# STATED GOAL:
Find the lines with "mike" in them and copy them out.

## Begin SOURCE DATA

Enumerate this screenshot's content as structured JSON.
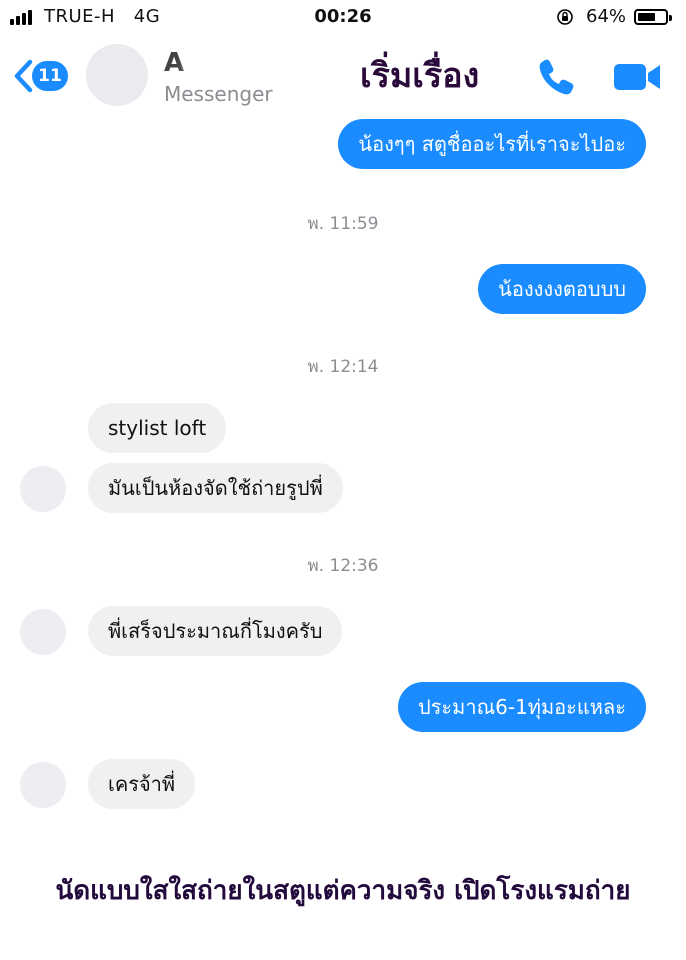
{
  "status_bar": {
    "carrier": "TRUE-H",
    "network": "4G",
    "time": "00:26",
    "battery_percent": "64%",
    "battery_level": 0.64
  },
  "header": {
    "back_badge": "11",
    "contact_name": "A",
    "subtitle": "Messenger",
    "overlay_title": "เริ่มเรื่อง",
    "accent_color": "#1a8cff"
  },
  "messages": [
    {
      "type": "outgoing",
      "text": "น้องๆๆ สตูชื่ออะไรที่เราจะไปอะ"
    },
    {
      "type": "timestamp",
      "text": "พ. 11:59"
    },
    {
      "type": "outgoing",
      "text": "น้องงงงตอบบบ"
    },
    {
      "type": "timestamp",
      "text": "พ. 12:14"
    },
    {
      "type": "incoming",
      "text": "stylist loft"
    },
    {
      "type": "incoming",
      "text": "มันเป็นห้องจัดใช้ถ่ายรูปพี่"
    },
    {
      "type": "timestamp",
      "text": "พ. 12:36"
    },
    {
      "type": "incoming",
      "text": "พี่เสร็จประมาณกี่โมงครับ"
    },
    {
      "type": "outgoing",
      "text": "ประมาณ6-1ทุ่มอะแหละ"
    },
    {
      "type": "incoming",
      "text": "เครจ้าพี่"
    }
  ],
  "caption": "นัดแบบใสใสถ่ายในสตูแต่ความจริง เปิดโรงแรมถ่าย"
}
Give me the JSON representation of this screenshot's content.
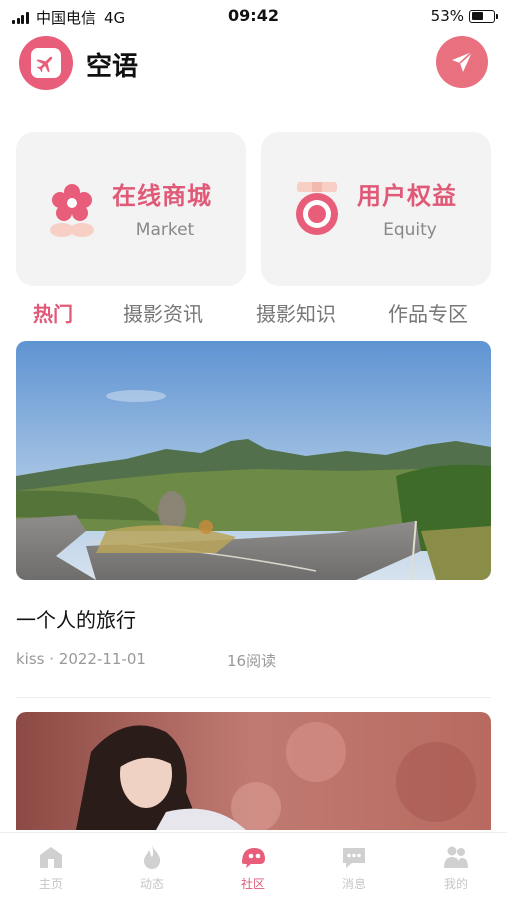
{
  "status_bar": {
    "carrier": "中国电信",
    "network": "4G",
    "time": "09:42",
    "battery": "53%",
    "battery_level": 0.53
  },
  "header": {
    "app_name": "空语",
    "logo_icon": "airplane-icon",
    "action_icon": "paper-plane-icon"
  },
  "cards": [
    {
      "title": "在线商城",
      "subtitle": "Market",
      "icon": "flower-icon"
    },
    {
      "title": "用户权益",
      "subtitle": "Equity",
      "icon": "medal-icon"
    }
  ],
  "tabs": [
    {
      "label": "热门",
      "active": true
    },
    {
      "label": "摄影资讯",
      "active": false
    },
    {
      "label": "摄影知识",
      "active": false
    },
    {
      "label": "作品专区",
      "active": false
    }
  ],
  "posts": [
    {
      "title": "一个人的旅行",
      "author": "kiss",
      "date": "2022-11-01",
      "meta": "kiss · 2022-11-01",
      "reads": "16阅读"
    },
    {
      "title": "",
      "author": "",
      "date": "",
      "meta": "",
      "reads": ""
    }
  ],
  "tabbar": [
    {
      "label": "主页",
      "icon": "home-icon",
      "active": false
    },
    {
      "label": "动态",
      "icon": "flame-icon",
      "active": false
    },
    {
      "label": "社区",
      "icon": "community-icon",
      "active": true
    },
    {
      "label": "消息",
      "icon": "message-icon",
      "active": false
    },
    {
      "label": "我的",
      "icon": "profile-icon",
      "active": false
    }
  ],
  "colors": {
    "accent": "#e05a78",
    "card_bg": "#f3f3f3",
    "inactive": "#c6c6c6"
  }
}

## End SOURCE DATA
## Begin SOURCE DATA

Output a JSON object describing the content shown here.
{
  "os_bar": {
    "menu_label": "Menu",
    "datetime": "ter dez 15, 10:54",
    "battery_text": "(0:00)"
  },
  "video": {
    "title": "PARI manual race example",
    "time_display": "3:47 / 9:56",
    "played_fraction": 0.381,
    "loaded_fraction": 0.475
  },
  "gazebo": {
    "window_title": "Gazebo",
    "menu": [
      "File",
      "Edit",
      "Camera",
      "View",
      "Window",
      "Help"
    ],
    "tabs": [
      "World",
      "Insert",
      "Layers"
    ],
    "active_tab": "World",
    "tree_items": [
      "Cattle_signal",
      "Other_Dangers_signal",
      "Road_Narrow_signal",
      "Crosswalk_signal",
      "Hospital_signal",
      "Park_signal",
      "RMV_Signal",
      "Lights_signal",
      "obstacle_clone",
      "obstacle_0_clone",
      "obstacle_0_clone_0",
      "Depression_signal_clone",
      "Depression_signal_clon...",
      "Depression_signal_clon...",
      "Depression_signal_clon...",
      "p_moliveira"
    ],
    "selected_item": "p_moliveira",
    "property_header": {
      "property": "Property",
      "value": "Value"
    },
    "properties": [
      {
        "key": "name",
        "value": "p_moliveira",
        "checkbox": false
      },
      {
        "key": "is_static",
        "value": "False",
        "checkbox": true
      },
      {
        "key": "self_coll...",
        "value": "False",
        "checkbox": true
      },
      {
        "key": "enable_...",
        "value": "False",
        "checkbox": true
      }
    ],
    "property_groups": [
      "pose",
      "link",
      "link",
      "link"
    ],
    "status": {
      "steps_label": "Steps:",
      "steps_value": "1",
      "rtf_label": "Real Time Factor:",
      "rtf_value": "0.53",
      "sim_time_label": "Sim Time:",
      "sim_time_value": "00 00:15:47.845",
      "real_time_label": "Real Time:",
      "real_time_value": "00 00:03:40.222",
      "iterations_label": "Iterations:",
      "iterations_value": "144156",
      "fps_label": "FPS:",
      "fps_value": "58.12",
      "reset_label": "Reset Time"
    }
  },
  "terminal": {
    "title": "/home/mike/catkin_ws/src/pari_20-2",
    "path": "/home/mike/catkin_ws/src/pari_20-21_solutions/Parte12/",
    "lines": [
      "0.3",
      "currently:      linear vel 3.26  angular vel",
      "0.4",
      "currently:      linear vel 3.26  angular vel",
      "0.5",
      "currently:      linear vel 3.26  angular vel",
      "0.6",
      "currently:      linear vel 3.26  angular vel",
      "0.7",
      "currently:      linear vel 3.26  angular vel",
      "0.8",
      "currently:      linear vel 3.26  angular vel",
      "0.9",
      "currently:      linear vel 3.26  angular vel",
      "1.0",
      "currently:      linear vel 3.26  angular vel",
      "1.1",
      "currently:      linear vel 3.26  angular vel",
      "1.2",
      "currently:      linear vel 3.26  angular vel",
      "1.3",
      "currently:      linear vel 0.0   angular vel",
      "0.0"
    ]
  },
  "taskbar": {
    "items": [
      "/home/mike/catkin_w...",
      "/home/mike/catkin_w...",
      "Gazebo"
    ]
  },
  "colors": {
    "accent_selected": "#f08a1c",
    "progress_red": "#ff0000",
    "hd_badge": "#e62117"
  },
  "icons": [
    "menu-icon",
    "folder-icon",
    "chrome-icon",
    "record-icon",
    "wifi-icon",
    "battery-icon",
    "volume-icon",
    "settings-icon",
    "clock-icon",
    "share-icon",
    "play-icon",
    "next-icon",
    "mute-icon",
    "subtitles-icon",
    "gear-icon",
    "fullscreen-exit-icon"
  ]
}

## End SOURCE DATA
## Begin SOURCE DATA

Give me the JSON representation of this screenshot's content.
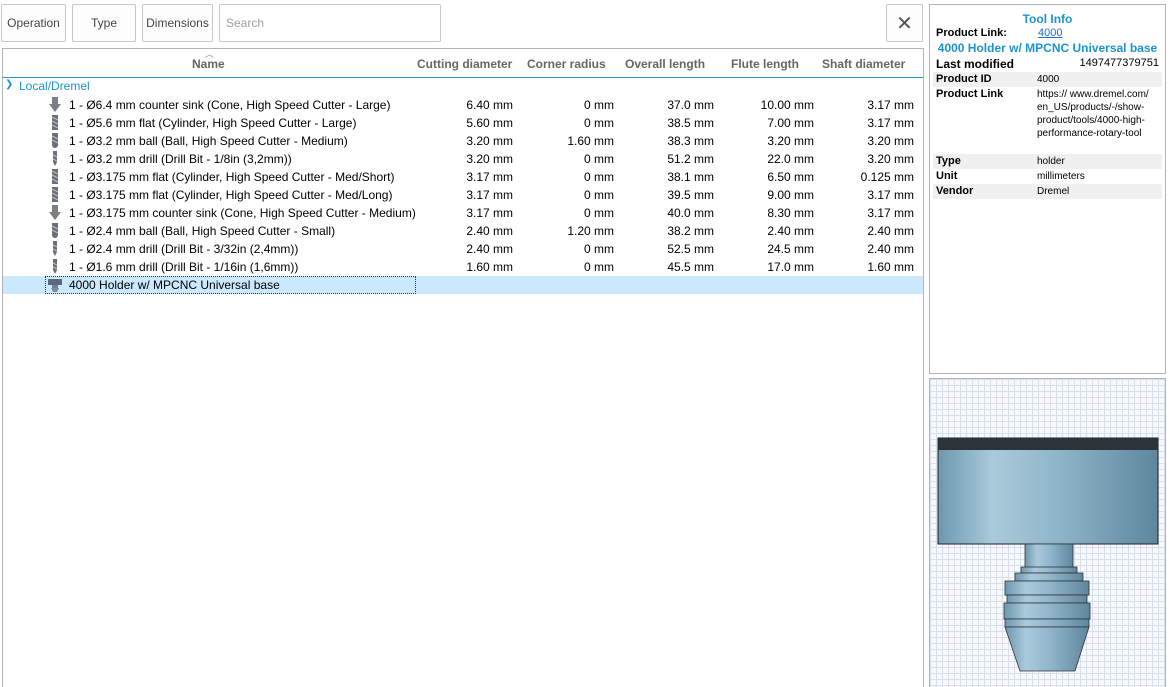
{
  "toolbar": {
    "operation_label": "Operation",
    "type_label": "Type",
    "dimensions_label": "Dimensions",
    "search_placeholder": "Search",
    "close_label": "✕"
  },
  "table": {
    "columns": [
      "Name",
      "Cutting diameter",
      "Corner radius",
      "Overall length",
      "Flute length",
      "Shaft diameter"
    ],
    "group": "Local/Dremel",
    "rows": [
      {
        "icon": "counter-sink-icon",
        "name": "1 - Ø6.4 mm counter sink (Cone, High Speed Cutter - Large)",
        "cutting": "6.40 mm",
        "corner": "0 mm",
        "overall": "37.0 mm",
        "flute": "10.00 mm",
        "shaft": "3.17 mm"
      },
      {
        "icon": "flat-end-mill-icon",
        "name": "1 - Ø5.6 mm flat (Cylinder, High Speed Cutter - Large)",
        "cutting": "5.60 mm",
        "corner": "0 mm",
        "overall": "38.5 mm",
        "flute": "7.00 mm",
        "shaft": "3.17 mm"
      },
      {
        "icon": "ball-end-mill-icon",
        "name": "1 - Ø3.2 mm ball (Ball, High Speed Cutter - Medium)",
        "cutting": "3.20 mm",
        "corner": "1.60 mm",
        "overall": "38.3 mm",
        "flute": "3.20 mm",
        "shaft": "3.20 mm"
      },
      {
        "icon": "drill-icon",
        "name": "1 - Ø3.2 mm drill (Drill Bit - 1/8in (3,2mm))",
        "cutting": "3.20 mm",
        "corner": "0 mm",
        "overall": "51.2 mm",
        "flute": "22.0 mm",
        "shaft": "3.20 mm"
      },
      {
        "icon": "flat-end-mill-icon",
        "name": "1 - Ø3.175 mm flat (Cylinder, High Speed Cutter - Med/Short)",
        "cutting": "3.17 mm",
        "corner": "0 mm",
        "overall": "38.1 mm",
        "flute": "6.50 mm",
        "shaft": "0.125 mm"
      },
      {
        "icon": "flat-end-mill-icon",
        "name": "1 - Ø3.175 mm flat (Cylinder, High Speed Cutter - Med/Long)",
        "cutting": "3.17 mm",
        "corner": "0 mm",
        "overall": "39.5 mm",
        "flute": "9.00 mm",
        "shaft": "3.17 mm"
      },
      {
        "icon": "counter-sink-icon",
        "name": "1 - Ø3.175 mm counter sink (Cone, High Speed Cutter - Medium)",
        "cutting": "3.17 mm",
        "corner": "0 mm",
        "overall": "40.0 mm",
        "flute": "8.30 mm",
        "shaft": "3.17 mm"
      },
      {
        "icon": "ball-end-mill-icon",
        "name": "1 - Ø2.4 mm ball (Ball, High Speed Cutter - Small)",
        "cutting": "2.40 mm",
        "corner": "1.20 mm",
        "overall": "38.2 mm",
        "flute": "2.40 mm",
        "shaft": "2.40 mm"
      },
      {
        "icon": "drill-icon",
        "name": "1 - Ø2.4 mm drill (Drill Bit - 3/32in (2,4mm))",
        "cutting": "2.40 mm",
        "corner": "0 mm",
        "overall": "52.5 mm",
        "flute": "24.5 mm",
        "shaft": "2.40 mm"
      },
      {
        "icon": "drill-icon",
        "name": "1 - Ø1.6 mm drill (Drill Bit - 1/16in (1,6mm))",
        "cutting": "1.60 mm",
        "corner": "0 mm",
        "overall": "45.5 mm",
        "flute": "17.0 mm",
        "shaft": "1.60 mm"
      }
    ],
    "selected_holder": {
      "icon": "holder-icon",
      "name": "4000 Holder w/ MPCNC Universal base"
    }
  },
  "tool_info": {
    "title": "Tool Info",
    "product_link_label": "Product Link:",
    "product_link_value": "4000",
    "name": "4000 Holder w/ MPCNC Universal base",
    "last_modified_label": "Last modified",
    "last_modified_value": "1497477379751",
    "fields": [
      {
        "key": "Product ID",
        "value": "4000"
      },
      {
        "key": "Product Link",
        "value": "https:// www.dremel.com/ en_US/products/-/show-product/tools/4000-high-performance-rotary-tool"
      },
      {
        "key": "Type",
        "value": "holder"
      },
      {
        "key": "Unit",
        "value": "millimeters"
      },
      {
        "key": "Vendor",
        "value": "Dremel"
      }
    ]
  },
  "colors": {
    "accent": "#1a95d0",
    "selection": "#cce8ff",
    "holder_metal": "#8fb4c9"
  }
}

## End SOURCE DATA

# SOLUTION TO THIS PROBLEM:
    "title": "/home/mike/catkin_ws/src/pari_20-2",
    "path": "/home/mike/catkin_ws/src/pari_20-21_solutions/Parte12/",
      "/home/mike/catkin_w...",
      "/home/mike/catkin_w...",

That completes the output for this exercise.